> _MATERIAL PROVIDED_:
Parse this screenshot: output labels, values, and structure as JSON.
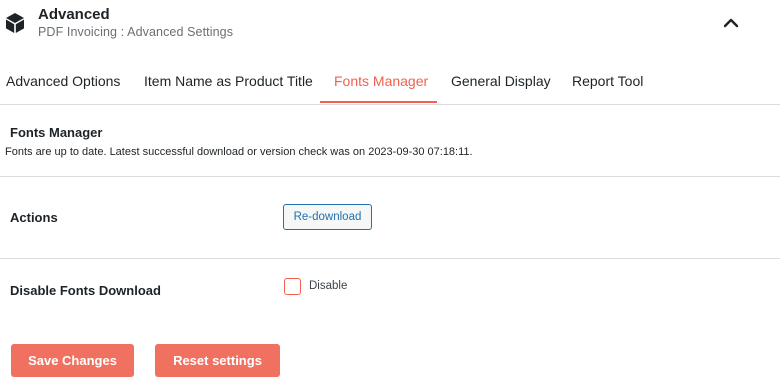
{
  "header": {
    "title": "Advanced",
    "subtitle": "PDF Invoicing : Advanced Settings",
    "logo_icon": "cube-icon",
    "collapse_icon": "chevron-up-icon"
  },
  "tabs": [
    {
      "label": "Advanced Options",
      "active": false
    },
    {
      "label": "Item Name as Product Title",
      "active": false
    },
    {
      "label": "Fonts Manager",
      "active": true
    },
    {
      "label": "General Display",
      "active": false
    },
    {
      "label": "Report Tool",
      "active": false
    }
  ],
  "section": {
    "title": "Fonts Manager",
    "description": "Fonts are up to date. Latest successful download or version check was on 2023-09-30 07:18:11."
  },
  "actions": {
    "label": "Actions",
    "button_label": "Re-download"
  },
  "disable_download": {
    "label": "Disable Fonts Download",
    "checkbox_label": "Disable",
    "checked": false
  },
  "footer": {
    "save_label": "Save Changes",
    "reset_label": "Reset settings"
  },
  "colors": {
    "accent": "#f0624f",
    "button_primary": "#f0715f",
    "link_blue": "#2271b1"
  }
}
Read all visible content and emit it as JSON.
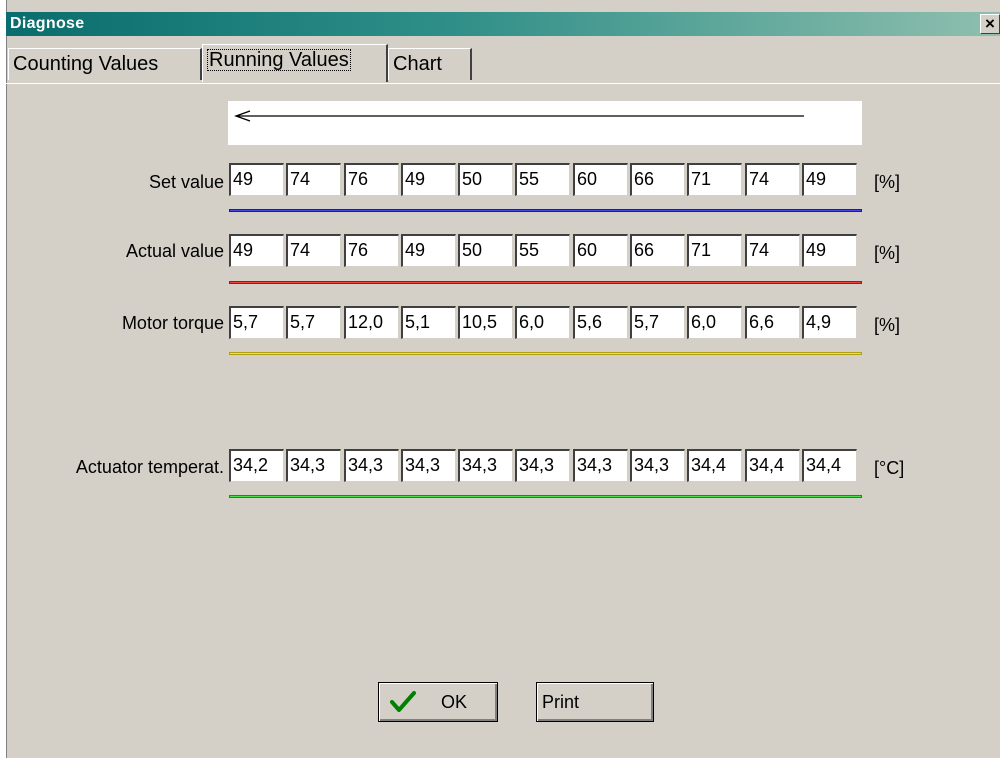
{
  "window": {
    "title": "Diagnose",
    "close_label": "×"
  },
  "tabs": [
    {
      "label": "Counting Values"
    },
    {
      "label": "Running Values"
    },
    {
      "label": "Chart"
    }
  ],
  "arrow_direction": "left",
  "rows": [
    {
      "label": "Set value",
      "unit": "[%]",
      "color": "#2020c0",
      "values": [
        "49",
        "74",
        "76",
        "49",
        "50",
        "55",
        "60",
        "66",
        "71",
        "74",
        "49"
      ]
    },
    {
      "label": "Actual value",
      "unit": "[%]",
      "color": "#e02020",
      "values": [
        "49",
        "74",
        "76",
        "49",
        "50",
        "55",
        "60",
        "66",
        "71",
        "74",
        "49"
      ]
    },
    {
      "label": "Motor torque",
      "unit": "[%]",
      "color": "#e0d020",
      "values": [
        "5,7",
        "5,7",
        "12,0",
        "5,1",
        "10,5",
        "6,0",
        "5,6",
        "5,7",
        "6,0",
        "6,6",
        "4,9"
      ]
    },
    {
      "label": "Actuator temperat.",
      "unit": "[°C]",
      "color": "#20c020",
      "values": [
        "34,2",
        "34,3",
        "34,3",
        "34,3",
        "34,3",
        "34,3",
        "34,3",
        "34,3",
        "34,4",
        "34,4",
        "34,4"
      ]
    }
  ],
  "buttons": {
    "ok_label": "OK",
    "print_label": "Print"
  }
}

> _YOUR OBJECTIVE_: Write the records above out again exactly, with no pictures in your copy.

> _RESULT BELOW_:
Parse this screenshot: output labels, values, and structure as JSON.
{
  "header": {
    "title": "Advanced",
    "subtitle": "PDF Invoicing : Advanced Settings",
    "logo_icon": "cube-icon",
    "collapse_icon": "chevron-up-icon"
  },
  "tabs": [
    {
      "label": "Advanced Options",
      "active": false
    },
    {
      "label": "Item Name as Product Title",
      "active": false
    },
    {
      "label": "Fonts Manager",
      "active": true
    },
    {
      "label": "General Display",
      "active": false
    },
    {
      "label": "Report Tool",
      "active": false
    }
  ],
  "section": {
    "title": "Fonts Manager",
    "description": "Fonts are up to date. Latest successful download or version check was on 2023-09-30 07:18:11."
  },
  "actions": {
    "label": "Actions",
    "button_label": "Re-download"
  },
  "disable_download": {
    "label": "Disable Fonts Download",
    "checkbox_label": "Disable",
    "checked": false
  },
  "footer": {
    "save_label": "Save Changes",
    "reset_label": "Reset settings"
  },
  "colors": {
    "accent": "#f0624f",
    "button_primary": "#f0715f",
    "link_blue": "#2271b1"
  }
}
Read all visible content and emit it as JSON.
{
  "window": {
    "title": "Diagnose",
    "close_label": "×"
  },
  "tabs": [
    {
      "label": "Counting Values"
    },
    {
      "label": "Running Values"
    },
    {
      "label": "Chart"
    }
  ],
  "arrow_direction": "left",
  "rows": [
    {
      "label": "Set value",
      "unit": "[%]",
      "color": "#2020c0",
      "values": [
        "49",
        "74",
        "76",
        "49",
        "50",
        "55",
        "60",
        "66",
        "71",
        "74",
        "49"
      ]
    },
    {
      "label": "Actual value",
      "unit": "[%]",
      "color": "#e02020",
      "values": [
        "49",
        "74",
        "76",
        "49",
        "50",
        "55",
        "60",
        "66",
        "71",
        "74",
        "49"
      ]
    },
    {
      "label": "Motor torque",
      "unit": "[%]",
      "color": "#e0d020",
      "values": [
        "5,7",
        "5,7",
        "12,0",
        "5,1",
        "10,5",
        "6,0",
        "5,6",
        "5,7",
        "6,0",
        "6,6",
        "4,9"
      ]
    },
    {
      "label": "Actuator temperat.",
      "unit": "[°C]",
      "color": "#20c020",
      "values": [
        "34,2",
        "34,3",
        "34,3",
        "34,3",
        "34,3",
        "34,3",
        "34,3",
        "34,3",
        "34,4",
        "34,4",
        "34,4"
      ]
    }
  ],
  "buttons": {
    "ok_label": "OK",
    "print_label": "Print"
  }
}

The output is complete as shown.